◆ **SOURCE DATA**:
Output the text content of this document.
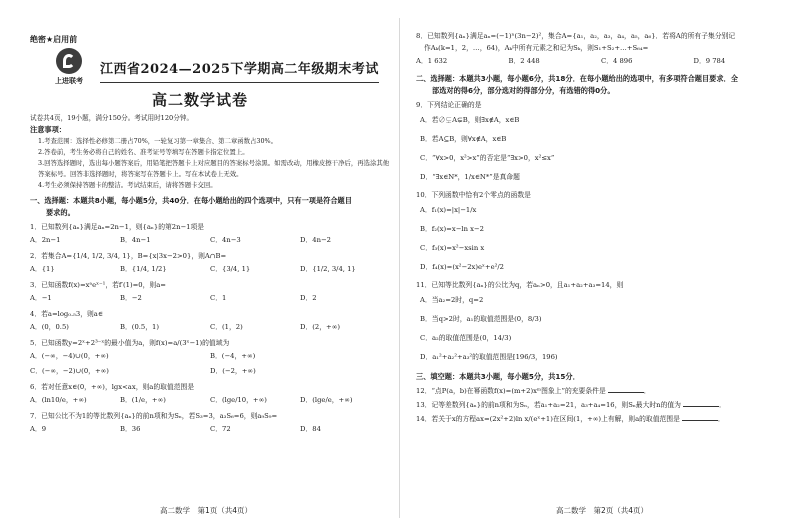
绝密★启用前
上进联考
江西省2024—2025下学期高二年级期末考试
高二数学试卷
试卷共4页，19小题，满分150分。考试用时120分钟。
注意事项：
1.考查范围：选择性必修第二册占70%，一轮复习第一章集合、第二章函数占30%。
2.答卷前，考生务必将自己的姓名、准考证号等填写在答题卡指定位置上。
3.回答选择题时，选出每小题答案后，用铅笔把答题卡上对应题目的答案标号涂黑。如需改动，用橡皮擦干净后，再选涂其他答案标号。回答非选择题时，将答案写在答题卡上。写在本试卷上无效。
4.考生必须保持答题卡的整洁。考试结束后，请将答题卡交回。
一、选择题：本题共8小题，每小题5分，共40分．在每小题给出的四个选项中，只有一项是符合题目
要求的。
1．已知数列{aₙ}满足aₙ=2n−1，则{aₙ}的第2n−1项是
A．2n−1	B．4n−1	C．4n−3	D．4n−2
2．若集合A={1/4, 1/2, 3/4, 1}，B={x|3x−2>0}，则A∩B=
A．{1}	B．{1/4, 1/2}	C．{3/4, 1}	D．{1/2, 3/4, 1}
3．已知函数f(x)=xᵃeˣ⁻¹，若f′(1)=0，则a=
A．−1	B．−2	C．1	D．2
4．若a=log₀.₅3，则a∈
A．(0，0.5)	B．(0.5，1)	C．(1，2)	D．(2，+∞)
5．已知函数y=2ˣ+2³⁻ˣ的最小值为a，则f(x)=a/(3ˣ−1)的值域为
A．(−∞，−4)∪(0，+∞)	B．(−4，+∞)
C．(−∞，−2)∪(0，+∞)	D．(−2，+∞)
6．若对任意x∈(0，+∞)，lgx<ax，则a的取值范围是
A．(ln10/e，+∞)	B．(1/e，+∞)	C．(lge/10，+∞)	D．(lge/e，+∞)
7．已知公比不为1的等比数列{aₙ}的前n项和为Sₙ，若S₃=3，a₃S₆=6，则a₉S₉=
A．9	B．36	C．72	D．84
高二数学　第1页（共4页）
8．已知数列{aₙ}满足aₙ=(−1)ⁿ(3n−2)²，集合A={a₁，a₂，a₃，a₄，a₅，a₆}．若将A的所有子集分别记
作Aₖ(k=1，2，…，64)，Aₖ中所有元素之和记为Sₖ，则S₁+S₂+…+S₆₄=
A．1 632	B．2 448	C．4 896	D．9 784
二、选择题：本题共3小题，每小题6分，共18分．在每小题给出的选项中，有多项符合题目要求．全
部选对的得6分，部分选对的得部分分，有选错的得0分。
9．下列结论正确的是
A．若∅⊊A⊊B，则∃x∉A，x∈B
B．若A⊆B，则∀x∉A，x∈B
C．“∀x>0，x²>x”的否定是“∃x>0，x²≤x”
D．“∃x∈N*，1/x∈N*”是真命题
10．下列函数中恰有2个零点的函数是
A．f₁(x)=|x|−1/x
B．f₂(x)=x−ln x−2
C．f₃(x)=x²−xsin x
D．f₄(x)=(x²−2x)eˣ+e²/2
11．已知等比数列{aₙ}的公比为q，若aₙ>0，且a₁+a₂+a₃=14，则
A．当a₂=2时，q=2
B．当q>2时，a₁的取值范围是(0，8/3)
C．a₂的取值范围是(0，14/3)
D．a₁²+a₂²+a₃²的取值范围是[196/3，196)
三、填空题：本题共3小题，每小题5分，共15分．
12．“点P(a，b)在幂函数f(x)=(m+2)xᵐ图象上”的充要条件是	．
13．记等差数列{aₙ}的前n项和为Sₙ，若a₁+a₂=21，a₃+a₄=16，则Sₙ最大时n的值为	．
14．若关于x的方程ax=(2x²+2)ln x/(eˣ+1)在区间(1，+∞)上有解，则a的取值范围是	．
高二数学　第2页（共4页）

◆ **THE TASK**:
Pull out every line holding "的前n项和为Sₙ" from the records above, and copy it.

◆ **RESULT**:
7．已知公比不为1的等比数列{aₙ}的前n项和为Sₙ，若S₃=3，a₃S₆=6，则a₉S₉=
13．记等差数列{aₙ}的前n项和为Sₙ，若a₁+a₂=21，a₃+a₄=16，则Sₙ最大时n的值为	．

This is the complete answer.